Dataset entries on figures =
* Start *

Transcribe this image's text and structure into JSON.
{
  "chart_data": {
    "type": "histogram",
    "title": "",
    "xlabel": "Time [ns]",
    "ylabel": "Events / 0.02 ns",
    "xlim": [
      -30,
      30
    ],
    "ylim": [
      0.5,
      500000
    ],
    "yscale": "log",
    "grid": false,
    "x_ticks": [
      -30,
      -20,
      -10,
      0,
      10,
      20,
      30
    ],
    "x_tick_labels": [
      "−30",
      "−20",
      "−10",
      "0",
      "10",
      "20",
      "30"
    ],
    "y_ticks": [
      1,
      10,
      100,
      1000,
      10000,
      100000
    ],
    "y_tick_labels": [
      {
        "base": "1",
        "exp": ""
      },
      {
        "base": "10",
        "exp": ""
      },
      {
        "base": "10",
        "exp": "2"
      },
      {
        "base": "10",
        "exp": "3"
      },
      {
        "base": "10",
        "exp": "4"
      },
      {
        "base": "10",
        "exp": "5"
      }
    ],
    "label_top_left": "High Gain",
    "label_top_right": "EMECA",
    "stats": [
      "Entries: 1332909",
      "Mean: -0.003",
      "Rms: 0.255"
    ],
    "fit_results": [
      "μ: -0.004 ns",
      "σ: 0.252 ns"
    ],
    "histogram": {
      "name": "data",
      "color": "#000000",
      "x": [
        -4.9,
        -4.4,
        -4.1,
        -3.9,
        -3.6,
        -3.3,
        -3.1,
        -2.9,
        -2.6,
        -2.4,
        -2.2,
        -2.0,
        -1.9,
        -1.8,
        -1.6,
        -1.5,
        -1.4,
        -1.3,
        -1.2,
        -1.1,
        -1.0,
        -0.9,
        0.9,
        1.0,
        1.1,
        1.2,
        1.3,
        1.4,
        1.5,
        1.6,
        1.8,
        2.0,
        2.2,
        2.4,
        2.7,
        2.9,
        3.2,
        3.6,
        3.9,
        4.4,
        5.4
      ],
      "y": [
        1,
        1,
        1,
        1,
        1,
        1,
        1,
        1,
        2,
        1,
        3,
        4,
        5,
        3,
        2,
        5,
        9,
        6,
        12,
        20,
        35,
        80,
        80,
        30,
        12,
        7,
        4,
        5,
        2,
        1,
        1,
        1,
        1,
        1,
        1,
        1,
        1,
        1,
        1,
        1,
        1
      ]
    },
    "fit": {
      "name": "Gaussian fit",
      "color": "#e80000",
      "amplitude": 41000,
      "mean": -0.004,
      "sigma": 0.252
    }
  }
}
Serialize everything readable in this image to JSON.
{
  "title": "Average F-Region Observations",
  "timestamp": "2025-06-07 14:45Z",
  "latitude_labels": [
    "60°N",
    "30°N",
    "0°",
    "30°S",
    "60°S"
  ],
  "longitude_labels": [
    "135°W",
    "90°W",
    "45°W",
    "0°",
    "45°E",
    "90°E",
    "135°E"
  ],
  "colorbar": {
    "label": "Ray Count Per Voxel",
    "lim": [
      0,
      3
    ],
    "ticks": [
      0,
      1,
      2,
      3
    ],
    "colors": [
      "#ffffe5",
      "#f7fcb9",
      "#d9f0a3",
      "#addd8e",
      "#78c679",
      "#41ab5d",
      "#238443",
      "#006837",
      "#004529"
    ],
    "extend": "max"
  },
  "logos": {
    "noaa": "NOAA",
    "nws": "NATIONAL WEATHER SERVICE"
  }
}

* End *

Task directions =
Send back exactly the lines from the line with "Serialize everything readable" through the end of the records.

Correct output =
Serialize everything readable in this image to JSON.
{
  "title": "Average F-Region Observations",
  "timestamp": "2025-06-07 14:45Z",
  "latitude_labels": [
    "60°N",
    "30°N",
    "0°",
    "30°S",
    "60°S"
  ],
  "longitude_labels": [
    "135°W",
    "90°W",
    "45°W",
    "0°",
    "45°E",
    "90°E",
    "135°E"
  ],
  "colorbar": {
    "label": "Ray Count Per Voxel",
    "lim": [
      0,
      3
    ],
    "ticks": [
      0,
      1,
      2,
      3
    ],
    "colors": [
      "#ffffe5",
      "#f7fcb9",
      "#d9f0a3",
      "#addd8e",
      "#78c679",
      "#41ab5d",
      "#238443",
      "#006837",
      "#004529"
    ],
    "extend": "max"
  },
  "logos": {
    "noaa": "NOAA",
    "nws": "NATIONAL WEATHER SERVICE"
  }
}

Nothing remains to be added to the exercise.